■ **TO BE DONE**
Check each line of the records for "составление"; collect those that have it.

■ **RAW DATA**

+--

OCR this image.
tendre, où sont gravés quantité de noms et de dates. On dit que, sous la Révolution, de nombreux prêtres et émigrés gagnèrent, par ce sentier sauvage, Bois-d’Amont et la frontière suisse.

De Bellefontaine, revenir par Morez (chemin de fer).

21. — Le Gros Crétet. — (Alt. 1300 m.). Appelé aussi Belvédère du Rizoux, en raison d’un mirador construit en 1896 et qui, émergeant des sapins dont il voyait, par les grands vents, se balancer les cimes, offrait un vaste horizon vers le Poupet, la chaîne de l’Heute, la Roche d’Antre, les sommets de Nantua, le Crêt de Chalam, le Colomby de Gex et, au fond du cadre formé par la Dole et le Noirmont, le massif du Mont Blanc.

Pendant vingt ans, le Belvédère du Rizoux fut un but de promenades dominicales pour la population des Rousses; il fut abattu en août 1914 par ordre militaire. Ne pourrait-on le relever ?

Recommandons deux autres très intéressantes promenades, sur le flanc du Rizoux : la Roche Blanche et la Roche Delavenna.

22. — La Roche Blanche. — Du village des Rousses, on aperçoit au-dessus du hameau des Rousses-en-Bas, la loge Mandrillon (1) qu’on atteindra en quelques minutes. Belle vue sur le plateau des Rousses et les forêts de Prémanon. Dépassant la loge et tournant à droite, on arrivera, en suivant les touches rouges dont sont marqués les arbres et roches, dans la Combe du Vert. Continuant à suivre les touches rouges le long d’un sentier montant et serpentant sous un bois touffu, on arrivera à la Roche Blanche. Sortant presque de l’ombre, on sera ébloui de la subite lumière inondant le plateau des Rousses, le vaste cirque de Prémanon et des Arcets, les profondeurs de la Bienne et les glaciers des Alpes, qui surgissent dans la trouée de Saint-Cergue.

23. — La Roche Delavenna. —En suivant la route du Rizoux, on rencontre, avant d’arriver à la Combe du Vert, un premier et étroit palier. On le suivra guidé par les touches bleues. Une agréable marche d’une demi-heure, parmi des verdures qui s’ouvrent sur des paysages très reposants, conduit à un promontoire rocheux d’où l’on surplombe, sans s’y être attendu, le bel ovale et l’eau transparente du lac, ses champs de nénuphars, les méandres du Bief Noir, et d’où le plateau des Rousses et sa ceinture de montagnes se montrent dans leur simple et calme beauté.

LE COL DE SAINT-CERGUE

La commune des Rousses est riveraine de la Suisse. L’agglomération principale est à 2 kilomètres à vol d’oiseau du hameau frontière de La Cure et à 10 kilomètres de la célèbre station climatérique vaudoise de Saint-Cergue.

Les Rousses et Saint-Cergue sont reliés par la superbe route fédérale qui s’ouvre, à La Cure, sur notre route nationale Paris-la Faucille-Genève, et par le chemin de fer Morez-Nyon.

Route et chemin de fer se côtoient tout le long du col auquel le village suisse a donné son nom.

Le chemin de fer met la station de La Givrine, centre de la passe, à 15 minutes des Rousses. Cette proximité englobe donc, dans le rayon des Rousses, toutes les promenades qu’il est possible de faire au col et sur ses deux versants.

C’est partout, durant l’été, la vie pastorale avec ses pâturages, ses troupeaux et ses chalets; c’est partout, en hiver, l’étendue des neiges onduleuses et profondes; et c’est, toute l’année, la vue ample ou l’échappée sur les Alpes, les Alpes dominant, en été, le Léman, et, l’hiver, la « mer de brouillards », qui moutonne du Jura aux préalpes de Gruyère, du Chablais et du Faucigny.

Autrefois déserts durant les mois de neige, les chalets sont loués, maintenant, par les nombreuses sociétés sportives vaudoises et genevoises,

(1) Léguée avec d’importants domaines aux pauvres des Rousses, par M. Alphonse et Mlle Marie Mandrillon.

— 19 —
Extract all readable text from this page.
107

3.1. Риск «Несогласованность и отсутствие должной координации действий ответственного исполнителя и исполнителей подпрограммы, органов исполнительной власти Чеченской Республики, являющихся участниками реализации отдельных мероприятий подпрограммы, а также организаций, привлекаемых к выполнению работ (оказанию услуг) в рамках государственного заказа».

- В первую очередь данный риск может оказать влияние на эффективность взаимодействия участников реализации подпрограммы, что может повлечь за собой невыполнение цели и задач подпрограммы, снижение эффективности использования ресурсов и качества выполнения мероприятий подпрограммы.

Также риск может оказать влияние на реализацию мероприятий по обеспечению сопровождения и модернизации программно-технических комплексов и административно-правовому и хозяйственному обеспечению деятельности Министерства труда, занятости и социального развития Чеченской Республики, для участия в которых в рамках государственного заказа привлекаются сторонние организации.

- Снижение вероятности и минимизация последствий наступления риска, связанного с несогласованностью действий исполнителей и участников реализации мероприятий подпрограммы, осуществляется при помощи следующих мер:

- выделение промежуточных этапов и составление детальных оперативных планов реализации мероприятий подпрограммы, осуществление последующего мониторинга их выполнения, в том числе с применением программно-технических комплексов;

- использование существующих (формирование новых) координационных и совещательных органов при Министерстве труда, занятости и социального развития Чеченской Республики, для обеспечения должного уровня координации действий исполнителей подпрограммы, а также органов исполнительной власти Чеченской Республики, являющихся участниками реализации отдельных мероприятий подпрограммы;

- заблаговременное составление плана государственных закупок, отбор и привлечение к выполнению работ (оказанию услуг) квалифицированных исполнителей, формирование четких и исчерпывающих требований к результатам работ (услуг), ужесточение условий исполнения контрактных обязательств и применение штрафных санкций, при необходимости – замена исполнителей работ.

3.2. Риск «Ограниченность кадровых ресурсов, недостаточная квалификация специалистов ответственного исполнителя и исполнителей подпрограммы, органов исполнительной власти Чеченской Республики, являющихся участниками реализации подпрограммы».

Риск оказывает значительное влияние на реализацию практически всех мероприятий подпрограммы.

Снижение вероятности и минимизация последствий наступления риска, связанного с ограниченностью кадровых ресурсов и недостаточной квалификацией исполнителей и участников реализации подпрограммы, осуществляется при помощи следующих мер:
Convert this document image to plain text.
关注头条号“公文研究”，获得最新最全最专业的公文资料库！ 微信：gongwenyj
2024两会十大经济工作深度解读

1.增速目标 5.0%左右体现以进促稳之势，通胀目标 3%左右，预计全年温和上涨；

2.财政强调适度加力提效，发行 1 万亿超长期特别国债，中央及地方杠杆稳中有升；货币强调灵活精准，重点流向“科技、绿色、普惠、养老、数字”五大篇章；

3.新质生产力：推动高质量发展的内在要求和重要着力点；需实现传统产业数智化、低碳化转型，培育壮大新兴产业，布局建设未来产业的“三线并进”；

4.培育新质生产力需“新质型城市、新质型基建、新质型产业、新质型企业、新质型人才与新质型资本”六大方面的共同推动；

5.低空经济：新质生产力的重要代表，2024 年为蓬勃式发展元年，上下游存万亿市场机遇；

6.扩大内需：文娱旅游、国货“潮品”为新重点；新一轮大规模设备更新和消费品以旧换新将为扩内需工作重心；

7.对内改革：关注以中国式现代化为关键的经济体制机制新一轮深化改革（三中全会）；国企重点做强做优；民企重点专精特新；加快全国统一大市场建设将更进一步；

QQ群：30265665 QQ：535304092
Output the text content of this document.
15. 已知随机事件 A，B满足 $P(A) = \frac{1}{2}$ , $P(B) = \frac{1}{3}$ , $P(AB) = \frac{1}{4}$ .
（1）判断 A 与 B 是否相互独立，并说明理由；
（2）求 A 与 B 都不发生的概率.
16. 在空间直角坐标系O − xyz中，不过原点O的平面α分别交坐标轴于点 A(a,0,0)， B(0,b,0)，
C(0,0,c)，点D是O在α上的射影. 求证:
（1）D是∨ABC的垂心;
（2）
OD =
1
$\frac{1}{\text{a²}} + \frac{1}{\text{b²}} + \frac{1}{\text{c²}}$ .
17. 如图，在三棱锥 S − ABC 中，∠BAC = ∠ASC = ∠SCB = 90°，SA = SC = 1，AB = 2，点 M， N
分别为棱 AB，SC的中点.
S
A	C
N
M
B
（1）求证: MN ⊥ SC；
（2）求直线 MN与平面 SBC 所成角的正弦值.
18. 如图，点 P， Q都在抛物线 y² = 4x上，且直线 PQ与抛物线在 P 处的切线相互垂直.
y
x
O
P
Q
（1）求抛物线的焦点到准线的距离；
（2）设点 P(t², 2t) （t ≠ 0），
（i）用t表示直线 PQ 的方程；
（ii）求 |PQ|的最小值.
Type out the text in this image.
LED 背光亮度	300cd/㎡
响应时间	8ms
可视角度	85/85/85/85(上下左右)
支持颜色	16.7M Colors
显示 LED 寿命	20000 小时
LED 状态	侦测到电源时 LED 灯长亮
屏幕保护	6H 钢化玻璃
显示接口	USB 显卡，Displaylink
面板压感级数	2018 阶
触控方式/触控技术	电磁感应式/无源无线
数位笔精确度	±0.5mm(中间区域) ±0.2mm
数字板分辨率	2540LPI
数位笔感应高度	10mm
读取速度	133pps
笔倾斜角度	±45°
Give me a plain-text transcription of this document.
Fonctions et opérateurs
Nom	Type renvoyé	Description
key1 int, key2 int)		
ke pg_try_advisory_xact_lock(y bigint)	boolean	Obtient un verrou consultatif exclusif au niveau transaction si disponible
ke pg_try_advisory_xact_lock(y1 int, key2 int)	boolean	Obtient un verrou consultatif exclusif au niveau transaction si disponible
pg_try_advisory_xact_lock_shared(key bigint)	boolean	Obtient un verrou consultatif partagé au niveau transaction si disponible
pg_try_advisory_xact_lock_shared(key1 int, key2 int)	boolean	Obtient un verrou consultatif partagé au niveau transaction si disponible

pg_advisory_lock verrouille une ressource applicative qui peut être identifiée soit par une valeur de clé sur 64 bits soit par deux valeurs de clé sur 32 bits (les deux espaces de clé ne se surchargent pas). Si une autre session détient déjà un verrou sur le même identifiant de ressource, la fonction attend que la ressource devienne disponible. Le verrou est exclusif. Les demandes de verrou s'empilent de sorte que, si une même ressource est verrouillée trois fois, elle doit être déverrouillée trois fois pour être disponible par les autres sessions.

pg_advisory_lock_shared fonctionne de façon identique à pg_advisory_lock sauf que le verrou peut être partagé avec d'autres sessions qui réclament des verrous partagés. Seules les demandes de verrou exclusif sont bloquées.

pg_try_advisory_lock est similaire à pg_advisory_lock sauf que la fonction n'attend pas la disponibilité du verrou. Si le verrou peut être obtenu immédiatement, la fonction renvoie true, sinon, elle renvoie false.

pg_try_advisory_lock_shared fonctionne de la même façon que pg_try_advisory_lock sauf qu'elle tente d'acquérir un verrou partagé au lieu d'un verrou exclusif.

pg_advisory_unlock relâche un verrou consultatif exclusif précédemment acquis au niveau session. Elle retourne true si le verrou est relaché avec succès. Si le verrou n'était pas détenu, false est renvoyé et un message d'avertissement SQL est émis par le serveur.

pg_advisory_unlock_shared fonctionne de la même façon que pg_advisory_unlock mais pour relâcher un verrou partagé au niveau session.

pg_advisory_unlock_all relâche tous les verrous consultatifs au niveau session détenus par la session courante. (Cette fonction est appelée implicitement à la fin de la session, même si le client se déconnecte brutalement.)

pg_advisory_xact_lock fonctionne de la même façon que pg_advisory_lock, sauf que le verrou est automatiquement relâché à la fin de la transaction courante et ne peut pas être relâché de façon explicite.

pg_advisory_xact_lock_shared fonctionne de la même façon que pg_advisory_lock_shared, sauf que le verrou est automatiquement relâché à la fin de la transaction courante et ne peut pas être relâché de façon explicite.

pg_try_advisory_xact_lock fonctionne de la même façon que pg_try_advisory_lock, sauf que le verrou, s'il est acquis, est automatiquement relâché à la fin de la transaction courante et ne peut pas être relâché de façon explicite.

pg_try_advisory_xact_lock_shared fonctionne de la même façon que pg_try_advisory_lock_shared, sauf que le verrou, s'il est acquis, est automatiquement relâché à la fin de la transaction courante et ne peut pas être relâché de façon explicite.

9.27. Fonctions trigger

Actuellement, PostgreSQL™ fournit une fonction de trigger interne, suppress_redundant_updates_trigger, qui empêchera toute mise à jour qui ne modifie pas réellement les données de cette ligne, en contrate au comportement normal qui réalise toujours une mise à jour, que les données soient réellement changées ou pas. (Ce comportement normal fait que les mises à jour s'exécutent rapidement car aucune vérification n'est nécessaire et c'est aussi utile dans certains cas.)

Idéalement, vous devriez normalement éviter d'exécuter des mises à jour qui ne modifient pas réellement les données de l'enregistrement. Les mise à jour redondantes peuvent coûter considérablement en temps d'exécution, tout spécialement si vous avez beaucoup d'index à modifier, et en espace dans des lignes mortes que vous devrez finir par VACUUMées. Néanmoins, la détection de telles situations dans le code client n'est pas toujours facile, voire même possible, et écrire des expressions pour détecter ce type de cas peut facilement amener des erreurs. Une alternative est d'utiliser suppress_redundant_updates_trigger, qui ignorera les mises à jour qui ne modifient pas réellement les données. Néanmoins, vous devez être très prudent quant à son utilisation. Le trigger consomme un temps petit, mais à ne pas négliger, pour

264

+--

■ **OUTPUT OF THE TASK**
- выделение промежуточных этапов и составление детальных оперативных планов реализации мероприятий подпрограммы, осуществление последующего мониторинга их выполнения, в том числе с применением программно-технических комплексов;
- заблаговременное составление плана государственных закупок, отбор и привлечение к выполнению работ (оказанию услуг) квалифицированных исполнителей, формирование четких и исчерпывающих требований к результатам работ (услуг), ужесточение условий исполнения контрактных обязательств и применение штрафных санкций, при необходимости – замена исполнителей работ.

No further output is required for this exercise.